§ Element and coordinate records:
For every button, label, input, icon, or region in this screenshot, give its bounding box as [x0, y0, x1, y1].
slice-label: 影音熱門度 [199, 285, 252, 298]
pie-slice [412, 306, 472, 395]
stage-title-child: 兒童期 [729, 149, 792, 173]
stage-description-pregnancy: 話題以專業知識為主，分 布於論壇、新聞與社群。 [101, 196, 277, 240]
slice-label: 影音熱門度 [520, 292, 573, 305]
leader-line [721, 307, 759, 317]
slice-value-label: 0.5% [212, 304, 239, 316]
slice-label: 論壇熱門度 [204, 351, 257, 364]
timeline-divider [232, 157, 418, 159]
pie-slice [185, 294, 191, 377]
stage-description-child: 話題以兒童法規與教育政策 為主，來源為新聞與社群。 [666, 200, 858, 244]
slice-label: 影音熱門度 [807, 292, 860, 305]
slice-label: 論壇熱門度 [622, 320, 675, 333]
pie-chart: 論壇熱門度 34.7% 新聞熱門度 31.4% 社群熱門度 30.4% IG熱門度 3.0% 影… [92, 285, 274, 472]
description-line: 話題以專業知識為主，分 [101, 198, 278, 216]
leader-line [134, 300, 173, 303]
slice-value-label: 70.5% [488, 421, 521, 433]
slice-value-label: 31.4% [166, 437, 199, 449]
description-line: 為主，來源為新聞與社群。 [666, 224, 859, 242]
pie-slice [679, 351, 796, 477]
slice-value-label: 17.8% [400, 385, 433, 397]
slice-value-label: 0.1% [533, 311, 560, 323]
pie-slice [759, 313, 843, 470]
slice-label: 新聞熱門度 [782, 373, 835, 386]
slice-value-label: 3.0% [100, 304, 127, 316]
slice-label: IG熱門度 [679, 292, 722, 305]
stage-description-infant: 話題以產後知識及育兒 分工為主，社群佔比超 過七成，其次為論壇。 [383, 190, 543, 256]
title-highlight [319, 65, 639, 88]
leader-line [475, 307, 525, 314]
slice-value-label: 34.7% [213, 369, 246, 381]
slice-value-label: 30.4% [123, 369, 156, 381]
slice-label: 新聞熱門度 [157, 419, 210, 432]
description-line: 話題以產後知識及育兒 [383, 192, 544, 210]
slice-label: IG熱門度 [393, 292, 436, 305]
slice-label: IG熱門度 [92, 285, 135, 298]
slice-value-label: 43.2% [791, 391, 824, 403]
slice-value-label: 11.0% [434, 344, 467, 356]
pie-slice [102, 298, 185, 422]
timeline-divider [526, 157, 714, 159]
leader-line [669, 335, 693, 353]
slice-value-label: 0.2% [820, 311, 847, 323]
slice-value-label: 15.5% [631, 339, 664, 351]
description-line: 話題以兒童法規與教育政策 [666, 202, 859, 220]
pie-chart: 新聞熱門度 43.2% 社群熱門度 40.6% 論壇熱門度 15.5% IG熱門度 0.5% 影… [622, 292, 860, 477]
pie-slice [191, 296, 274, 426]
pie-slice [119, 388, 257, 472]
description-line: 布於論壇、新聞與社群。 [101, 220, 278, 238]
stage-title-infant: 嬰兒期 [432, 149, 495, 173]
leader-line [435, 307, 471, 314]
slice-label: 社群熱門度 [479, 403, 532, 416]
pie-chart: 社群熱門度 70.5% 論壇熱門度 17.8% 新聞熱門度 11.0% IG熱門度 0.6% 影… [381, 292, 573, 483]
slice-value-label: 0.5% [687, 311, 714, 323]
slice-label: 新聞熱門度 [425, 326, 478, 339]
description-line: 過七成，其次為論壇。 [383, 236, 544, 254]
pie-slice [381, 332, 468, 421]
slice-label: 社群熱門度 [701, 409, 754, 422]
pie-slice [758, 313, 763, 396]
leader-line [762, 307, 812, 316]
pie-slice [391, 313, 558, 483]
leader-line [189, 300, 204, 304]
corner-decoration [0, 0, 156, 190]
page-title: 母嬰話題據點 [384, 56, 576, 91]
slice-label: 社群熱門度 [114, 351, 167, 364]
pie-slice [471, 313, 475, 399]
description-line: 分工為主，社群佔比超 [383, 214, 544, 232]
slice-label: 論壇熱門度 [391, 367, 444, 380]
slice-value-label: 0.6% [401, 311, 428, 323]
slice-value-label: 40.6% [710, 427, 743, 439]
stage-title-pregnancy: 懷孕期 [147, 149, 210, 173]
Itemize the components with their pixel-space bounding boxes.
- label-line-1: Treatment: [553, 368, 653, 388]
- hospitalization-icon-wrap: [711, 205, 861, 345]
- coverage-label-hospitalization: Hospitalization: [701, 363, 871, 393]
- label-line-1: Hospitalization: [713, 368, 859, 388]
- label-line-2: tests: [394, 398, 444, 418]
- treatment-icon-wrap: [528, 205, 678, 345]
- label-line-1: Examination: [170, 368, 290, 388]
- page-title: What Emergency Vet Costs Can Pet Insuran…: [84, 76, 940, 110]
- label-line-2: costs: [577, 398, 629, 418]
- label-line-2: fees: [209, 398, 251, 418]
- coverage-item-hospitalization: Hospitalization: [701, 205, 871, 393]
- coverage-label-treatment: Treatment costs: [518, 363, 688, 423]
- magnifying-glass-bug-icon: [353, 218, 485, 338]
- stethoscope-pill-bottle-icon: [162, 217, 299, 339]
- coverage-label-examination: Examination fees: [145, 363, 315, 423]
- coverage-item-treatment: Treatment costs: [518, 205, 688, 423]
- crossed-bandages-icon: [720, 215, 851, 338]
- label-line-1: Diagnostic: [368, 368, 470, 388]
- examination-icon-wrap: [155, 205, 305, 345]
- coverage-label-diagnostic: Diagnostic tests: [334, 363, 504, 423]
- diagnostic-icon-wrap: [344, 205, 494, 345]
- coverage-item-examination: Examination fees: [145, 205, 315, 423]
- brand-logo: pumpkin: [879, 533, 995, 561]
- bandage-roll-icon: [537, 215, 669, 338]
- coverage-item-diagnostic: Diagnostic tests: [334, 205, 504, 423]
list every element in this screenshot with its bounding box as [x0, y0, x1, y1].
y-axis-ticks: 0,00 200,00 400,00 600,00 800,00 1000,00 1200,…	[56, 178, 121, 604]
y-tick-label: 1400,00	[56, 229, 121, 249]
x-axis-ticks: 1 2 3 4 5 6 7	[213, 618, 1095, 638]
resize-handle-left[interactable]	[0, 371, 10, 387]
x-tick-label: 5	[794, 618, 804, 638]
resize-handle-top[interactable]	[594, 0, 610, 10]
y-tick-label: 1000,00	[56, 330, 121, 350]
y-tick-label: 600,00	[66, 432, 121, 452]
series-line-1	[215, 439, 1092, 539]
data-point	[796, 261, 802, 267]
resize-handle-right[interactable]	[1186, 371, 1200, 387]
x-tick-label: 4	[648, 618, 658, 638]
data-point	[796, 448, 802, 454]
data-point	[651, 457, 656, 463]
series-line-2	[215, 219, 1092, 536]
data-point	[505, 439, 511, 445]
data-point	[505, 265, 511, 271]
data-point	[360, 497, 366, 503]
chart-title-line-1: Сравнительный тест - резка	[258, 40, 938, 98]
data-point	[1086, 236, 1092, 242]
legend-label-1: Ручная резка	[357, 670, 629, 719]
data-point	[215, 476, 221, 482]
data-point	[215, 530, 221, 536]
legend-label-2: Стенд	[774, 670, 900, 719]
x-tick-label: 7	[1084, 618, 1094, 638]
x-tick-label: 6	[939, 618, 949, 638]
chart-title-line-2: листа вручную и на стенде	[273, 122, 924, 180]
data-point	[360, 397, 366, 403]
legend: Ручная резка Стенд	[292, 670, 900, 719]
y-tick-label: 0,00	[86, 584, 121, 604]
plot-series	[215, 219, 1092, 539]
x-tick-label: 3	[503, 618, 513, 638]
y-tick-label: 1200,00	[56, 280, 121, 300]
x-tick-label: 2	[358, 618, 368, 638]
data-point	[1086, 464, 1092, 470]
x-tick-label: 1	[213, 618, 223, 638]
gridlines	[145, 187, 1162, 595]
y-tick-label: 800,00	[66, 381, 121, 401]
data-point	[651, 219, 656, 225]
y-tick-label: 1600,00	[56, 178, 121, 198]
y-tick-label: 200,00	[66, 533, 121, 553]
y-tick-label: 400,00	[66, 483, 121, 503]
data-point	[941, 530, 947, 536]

§ Short exercise: Copy out the listing, starting at its first line and ending at the line that contains "stage-description-pregnancy: 話題以專業知識為主，分 布於論壇、新聞與社群。". Include both of those lines.

§ Task response:
For every button, label, input, icon, or region in this screenshot, give its bounding box as [x0, y0, x1, y1].
slice-label: 影音熱門度 [199, 285, 252, 298]
pie-slice [412, 306, 472, 395]
stage-title-child: 兒童期 [729, 149, 792, 173]
stage-description-pregnancy: 話題以專業知識為主，分 布於論壇、新聞與社群。 [101, 196, 277, 240]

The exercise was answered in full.